** What you will do **
Omit the pictures and output every entry below exactly as written.

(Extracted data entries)
-*-
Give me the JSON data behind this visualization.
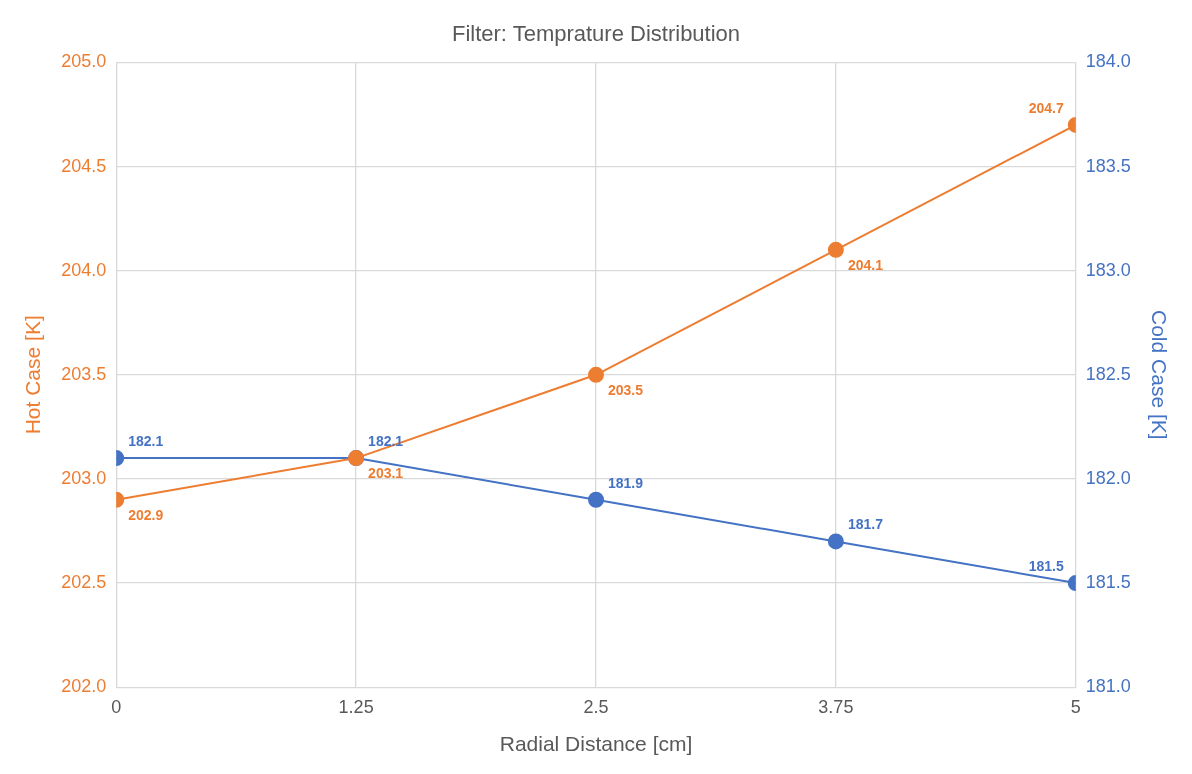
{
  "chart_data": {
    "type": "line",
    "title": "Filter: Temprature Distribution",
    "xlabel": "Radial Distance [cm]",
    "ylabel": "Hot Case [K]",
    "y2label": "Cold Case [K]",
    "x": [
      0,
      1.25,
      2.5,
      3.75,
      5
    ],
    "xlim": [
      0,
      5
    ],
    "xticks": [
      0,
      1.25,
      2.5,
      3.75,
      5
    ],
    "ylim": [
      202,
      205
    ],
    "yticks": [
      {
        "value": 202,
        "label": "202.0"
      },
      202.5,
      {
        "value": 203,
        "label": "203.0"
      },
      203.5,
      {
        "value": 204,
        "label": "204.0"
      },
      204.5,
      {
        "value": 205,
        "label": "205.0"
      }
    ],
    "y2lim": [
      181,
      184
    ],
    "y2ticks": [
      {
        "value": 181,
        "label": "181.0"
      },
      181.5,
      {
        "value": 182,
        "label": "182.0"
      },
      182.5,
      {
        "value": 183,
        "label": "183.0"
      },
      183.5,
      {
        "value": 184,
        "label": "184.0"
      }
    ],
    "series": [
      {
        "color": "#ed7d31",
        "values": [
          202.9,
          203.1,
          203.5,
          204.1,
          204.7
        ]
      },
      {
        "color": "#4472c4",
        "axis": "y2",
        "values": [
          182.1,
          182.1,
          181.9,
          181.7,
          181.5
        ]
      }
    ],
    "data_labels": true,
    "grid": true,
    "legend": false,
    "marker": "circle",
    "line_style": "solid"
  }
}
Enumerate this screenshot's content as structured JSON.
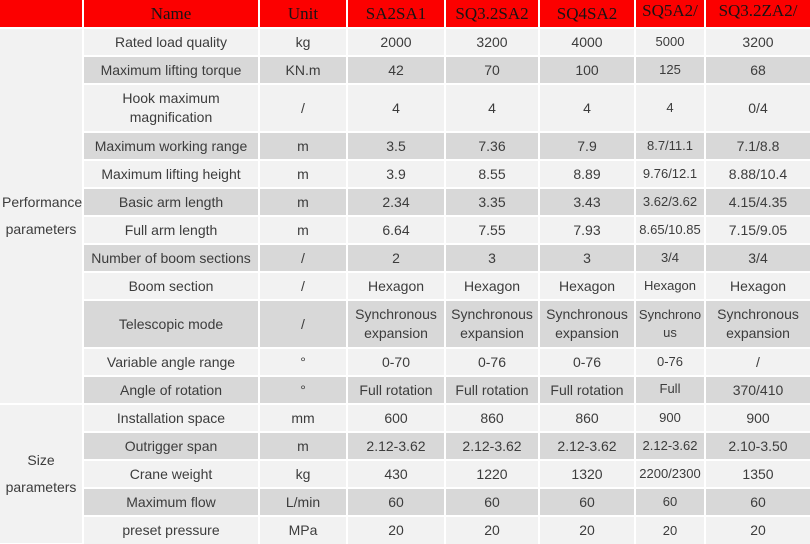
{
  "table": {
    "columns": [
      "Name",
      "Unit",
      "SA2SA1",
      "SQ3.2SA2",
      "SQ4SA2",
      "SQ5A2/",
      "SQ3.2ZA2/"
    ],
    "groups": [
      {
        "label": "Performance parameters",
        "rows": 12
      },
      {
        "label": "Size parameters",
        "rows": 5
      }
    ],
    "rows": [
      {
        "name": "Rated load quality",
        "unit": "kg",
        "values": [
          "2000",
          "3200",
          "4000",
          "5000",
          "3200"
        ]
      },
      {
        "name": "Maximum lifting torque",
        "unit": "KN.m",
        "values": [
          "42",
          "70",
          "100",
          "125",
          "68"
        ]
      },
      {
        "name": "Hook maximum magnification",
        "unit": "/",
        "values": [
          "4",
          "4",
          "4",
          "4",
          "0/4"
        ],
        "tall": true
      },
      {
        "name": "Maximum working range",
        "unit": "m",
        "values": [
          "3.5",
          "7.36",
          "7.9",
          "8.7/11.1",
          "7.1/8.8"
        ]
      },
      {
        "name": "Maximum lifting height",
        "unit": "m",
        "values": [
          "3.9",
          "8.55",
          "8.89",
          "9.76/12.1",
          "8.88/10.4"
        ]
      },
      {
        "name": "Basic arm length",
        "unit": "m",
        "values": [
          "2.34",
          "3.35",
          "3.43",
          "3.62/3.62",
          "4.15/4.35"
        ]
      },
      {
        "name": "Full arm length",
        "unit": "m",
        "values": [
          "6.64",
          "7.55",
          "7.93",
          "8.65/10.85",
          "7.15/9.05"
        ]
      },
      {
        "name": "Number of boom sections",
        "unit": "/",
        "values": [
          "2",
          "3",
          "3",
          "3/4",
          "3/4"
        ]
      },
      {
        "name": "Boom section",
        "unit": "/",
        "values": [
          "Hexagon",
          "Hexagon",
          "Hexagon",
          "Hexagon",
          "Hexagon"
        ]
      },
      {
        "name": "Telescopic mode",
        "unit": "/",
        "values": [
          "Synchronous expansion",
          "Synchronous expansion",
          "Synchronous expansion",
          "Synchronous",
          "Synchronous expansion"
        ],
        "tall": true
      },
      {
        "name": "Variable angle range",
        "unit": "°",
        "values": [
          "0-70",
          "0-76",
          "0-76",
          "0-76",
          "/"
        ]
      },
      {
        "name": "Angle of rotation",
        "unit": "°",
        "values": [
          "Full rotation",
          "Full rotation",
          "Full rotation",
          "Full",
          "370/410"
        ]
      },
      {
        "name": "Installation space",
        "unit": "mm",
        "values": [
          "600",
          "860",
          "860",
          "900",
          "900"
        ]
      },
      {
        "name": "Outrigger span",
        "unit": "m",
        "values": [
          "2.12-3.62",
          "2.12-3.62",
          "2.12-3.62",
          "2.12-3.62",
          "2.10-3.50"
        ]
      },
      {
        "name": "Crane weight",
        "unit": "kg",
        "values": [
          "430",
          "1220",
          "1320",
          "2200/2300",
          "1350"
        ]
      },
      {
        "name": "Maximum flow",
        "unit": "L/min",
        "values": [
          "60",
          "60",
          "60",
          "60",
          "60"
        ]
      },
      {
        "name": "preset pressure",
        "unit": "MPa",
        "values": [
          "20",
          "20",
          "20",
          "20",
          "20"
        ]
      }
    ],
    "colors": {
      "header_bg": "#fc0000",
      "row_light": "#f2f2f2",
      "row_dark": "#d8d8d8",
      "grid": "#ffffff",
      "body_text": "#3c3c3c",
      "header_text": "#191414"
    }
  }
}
-*-
** Response to this exercise **
Give me the JSON data behind this visualization.
{
  "chart_data": {
    "type": "line",
    "title": "Filter: Temprature Distribution",
    "xlabel": "Radial Distance [cm]",
    "ylabel": "Hot Case [K]",
    "y2label": "Cold Case [K]",
    "x": [
      0,
      1.25,
      2.5,
      3.75,
      5
    ],
    "xlim": [
      0,
      5
    ],
    "xticks": [
      0,
      1.25,
      2.5,
      3.75,
      5
    ],
    "ylim": [
      202,
      205
    ],
    "yticks": [
      {
        "value": 202,
        "label": "202.0"
      },
      202.5,
      {
        "value": 203,
        "label": "203.0"
      },
      203.5,
      {
        "value": 204,
        "label": "204.0"
      },
      204.5,
      {
        "value": 205,
        "label": "205.0"
      }
    ],
    "y2lim": [
      181,
      184
    ],
    "y2ticks": [
      {
        "value": 181,
        "label": "181.0"
      },
      181.5,
      {
        "value": 182,
        "label": "182.0"
      },
      182.5,
      {
        "value": 183,
        "label": "183.0"
      },
      183.5,
      {
        "value": 184,
        "label": "184.0"
      }
    ],
    "series": [
      {
        "color": "#ed7d31",
        "values": [
          202.9,
          203.1,
          203.5,
          204.1,
          204.7
        ]
      },
      {
        "color": "#4472c4",
        "axis": "y2",
        "values": [
          182.1,
          182.1,
          181.9,
          181.7,
          181.5
        ]
      }
    ],
    "data_labels": true,
    "grid": true,
    "legend": false,
    "marker": "circle",
    "line_style": "solid"
  }
}
Enumerate this screenshot's content as structured JSON.
{
  "table": {
    "columns": [
      "Name",
      "Unit",
      "SA2SA1",
      "SQ3.2SA2",
      "SQ4SA2",
      "SQ5A2/",
      "SQ3.2ZA2/"
    ],
    "groups": [
      {
        "label": "Performance parameters",
        "rows": 12
      },
      {
        "label": "Size parameters",
        "rows": 5
      }
    ],
    "rows": [
      {
        "name": "Rated load quality",
        "unit": "kg",
        "values": [
          "2000",
          "3200",
          "4000",
          "5000",
          "3200"
        ]
      },
      {
        "name": "Maximum lifting torque",
        "unit": "KN.m",
        "values": [
          "42",
          "70",
          "100",
          "125",
          "68"
        ]
      },
      {
        "name": "Hook maximum magnification",
        "unit": "/",
        "values": [
          "4",
          "4",
          "4",
          "4",
          "0/4"
        ],
        "tall": true
      },
      {
        "name": "Maximum working range",
        "unit": "m",
        "values": [
          "3.5",
          "7.36",
          "7.9",
          "8.7/11.1",
          "7.1/8.8"
        ]
      },
      {
        "name": "Maximum lifting height",
        "unit": "m",
        "values": [
          "3.9",
          "8.55",
          "8.89",
          "9.76/12.1",
          "8.88/10.4"
        ]
      },
      {
        "name": "Basic arm length",
        "unit": "m",
        "values": [
          "2.34",
          "3.35",
          "3.43",
          "3.62/3.62",
          "4.15/4.35"
        ]
      },
      {
        "name": "Full arm length",
        "unit": "m",
        "values": [
          "6.64",
          "7.55",
          "7.93",
          "8.65/10.85",
          "7.15/9.05"
        ]
      },
      {
        "name": "Number of boom sections",
        "unit": "/",
        "values": [
          "2",
          "3",
          "3",
          "3/4",
          "3/4"
        ]
      },
      {
        "name": "Boom section",
        "unit": "/",
        "values": [
          "Hexagon",
          "Hexagon",
          "Hexagon",
          "Hexagon",
          "Hexagon"
        ]
      },
      {
        "name": "Telescopic mode",
        "unit": "/",
        "values": [
          "Synchronous expansion",
          "Synchronous expansion",
          "Synchronous expansion",
          "Synchronous",
          "Synchronous expansion"
        ],
        "tall": true
      },
      {
        "name": "Variable angle range",
        "unit": "°",
        "values": [
          "0-70",
          "0-76",
          "0-76",
          "0-76",
          "/"
        ]
      },
      {
        "name": "Angle of rotation",
        "unit": "°",
        "values": [
          "Full rotation",
          "Full rotation",
          "Full rotation",
          "Full",
          "370/410"
        ]
      },
      {
        "name": "Installation space",
        "unit": "mm",
        "values": [
          "600",
          "860",
          "860",
          "900",
          "900"
        ]
      },
      {
        "name": "Outrigger span",
        "unit": "m",
        "values": [
          "2.12-3.62",
          "2.12-3.62",
          "2.12-3.62",
          "2.12-3.62",
          "2.10-3.50"
        ]
      },
      {
        "name": "Crane weight",
        "unit": "kg",
        "values": [
          "430",
          "1220",
          "1320",
          "2200/2300",
          "1350"
        ]
      },
      {
        "name": "Maximum flow",
        "unit": "L/min",
        "values": [
          "60",
          "60",
          "60",
          "60",
          "60"
        ]
      },
      {
        "name": "preset pressure",
        "unit": "MPa",
        "values": [
          "20",
          "20",
          "20",
          "20",
          "20"
        ]
      }
    ],
    "colors": {
      "header_bg": "#fc0000",
      "row_light": "#f2f2f2",
      "row_dark": "#d8d8d8",
      "grid": "#ffffff",
      "body_text": "#3c3c3c",
      "header_text": "#191414"
    }
  }
}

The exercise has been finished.